PROBLEM REQUIREMENTS: Each entry below should be returned exactly as is, with the pictures removed.
─── INFORMATION SUPPLIED
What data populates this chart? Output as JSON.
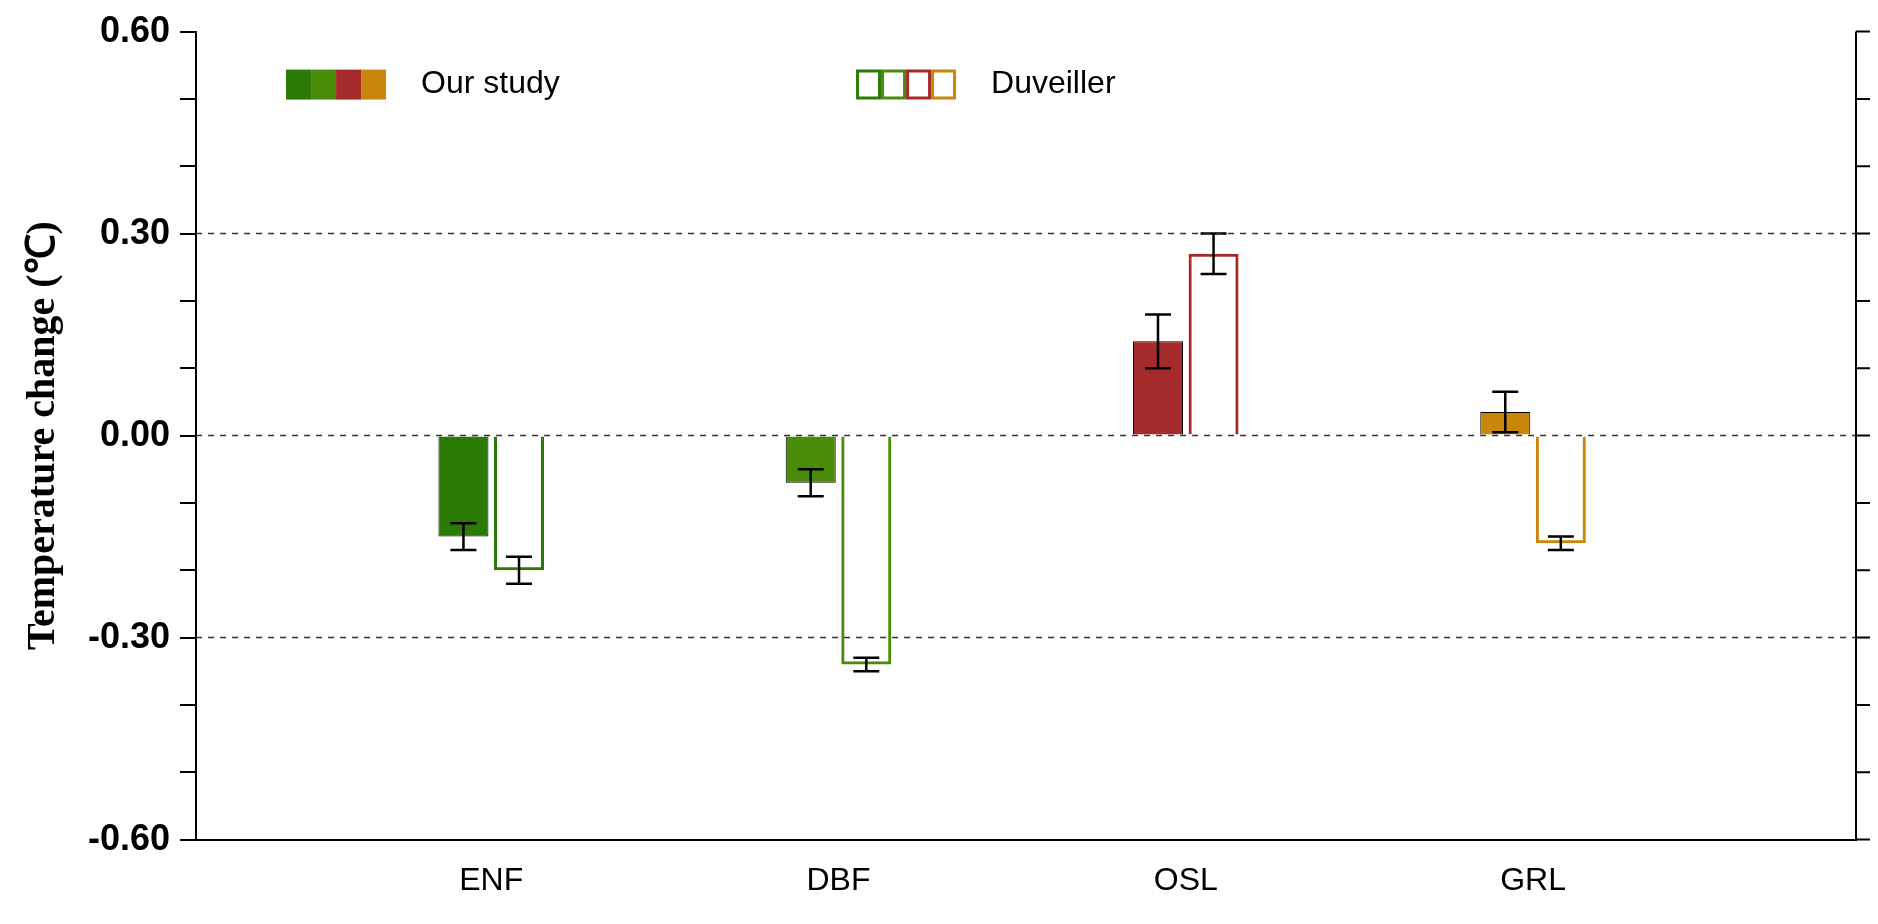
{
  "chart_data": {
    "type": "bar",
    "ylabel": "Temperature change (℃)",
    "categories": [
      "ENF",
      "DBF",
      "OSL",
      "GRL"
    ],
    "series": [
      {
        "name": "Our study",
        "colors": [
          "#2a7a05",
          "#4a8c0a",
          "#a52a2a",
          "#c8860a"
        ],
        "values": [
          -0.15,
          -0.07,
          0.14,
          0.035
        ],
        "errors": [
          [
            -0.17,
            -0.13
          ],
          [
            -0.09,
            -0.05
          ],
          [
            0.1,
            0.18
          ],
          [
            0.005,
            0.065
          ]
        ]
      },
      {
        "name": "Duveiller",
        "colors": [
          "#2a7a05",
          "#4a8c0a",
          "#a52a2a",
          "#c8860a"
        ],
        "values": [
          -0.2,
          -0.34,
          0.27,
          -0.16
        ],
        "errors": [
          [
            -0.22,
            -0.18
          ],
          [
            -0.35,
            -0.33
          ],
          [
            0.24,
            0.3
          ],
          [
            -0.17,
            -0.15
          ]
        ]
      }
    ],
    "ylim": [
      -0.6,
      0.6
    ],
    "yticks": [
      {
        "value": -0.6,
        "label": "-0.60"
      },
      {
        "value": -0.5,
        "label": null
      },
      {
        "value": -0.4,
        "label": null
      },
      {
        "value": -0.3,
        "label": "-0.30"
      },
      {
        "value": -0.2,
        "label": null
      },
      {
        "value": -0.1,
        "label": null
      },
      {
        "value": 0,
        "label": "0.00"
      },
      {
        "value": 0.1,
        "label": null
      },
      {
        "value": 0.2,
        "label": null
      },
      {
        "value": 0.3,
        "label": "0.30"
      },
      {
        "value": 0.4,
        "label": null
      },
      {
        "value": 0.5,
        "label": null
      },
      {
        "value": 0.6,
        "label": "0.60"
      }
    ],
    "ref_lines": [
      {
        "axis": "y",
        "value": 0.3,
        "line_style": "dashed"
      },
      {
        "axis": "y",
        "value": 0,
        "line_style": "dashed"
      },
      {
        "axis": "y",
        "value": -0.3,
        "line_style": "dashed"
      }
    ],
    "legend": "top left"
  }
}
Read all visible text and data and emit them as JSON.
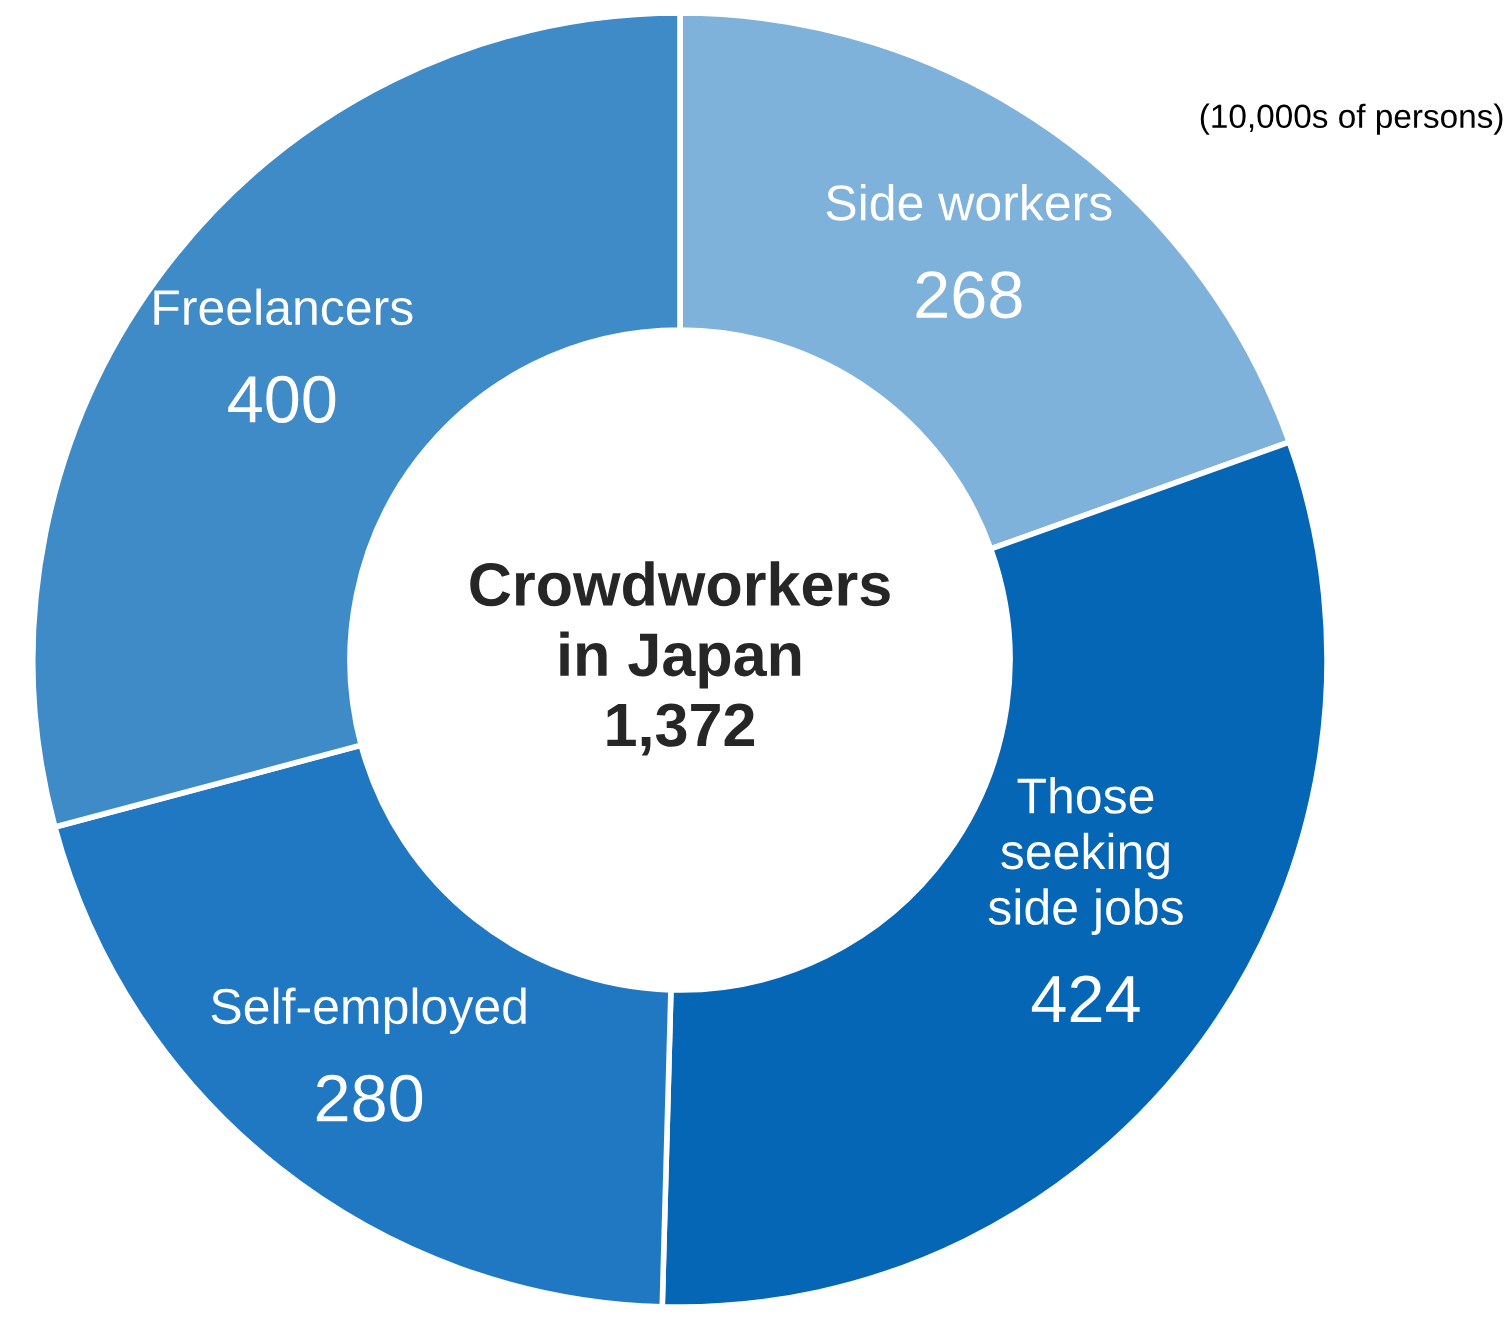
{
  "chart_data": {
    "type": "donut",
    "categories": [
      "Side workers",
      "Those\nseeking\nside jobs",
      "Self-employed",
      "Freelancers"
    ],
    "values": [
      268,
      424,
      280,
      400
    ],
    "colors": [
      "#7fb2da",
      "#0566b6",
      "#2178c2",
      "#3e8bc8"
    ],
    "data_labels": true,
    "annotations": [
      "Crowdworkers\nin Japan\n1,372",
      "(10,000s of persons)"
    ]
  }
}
──────
WORKED ANSWER:
What data populates this chart? Output as JSON.
{
  "chart_data": {
    "type": "bar",
    "ylabel": "Temperature change (℃)",
    "categories": [
      "ENF",
      "DBF",
      "OSL",
      "GRL"
    ],
    "series": [
      {
        "name": "Our study",
        "colors": [
          "#2a7a05",
          "#4a8c0a",
          "#a52a2a",
          "#c8860a"
        ],
        "values": [
          -0.15,
          -0.07,
          0.14,
          0.035
        ],
        "errors": [
          [
            -0.17,
            -0.13
          ],
          [
            -0.09,
            -0.05
          ],
          [
            0.1,
            0.18
          ],
          [
            0.005,
            0.065
          ]
        ]
      },
      {
        "name": "Duveiller",
        "colors": [
          "#2a7a05",
          "#4a8c0a",
          "#a52a2a",
          "#c8860a"
        ],
        "values": [
          -0.2,
          -0.34,
          0.27,
          -0.16
        ],
        "errors": [
          [
            -0.22,
            -0.18
          ],
          [
            -0.35,
            -0.33
          ],
          [
            0.24,
            0.3
          ],
          [
            -0.17,
            -0.15
          ]
        ]
      }
    ],
    "ylim": [
      -0.6,
      0.6
    ],
    "yticks": [
      {
        "value": -0.6,
        "label": "-0.60"
      },
      {
        "value": -0.5,
        "label": null
      },
      {
        "value": -0.4,
        "label": null
      },
      {
        "value": -0.3,
        "label": "-0.30"
      },
      {
        "value": -0.2,
        "label": null
      },
      {
        "value": -0.1,
        "label": null
      },
      {
        "value": 0,
        "label": "0.00"
      },
      {
        "value": 0.1,
        "label": null
      },
      {
        "value": 0.2,
        "label": null
      },
      {
        "value": 0.3,
        "label": "0.30"
      },
      {
        "value": 0.4,
        "label": null
      },
      {
        "value": 0.5,
        "label": null
      },
      {
        "value": 0.6,
        "label": "0.60"
      }
    ],
    "ref_lines": [
      {
        "axis": "y",
        "value": 0.3,
        "line_style": "dashed"
      },
      {
        "axis": "y",
        "value": 0,
        "line_style": "dashed"
      },
      {
        "axis": "y",
        "value": -0.3,
        "line_style": "dashed"
      }
    ],
    "legend": "top left"
  }
}
Read all visible text and data and emit them as JSON.
{
  "chart_data": {
    "type": "donut",
    "categories": [
      "Side workers",
      "Those\nseeking\nside jobs",
      "Self-employed",
      "Freelancers"
    ],
    "values": [
      268,
      424,
      280,
      400
    ],
    "colors": [
      "#7fb2da",
      "#0566b6",
      "#2178c2",
      "#3e8bc8"
    ],
    "data_labels": true,
    "annotations": [
      "Crowdworkers\nin Japan\n1,372",
      "(10,000s of persons)"
    ]
  }
}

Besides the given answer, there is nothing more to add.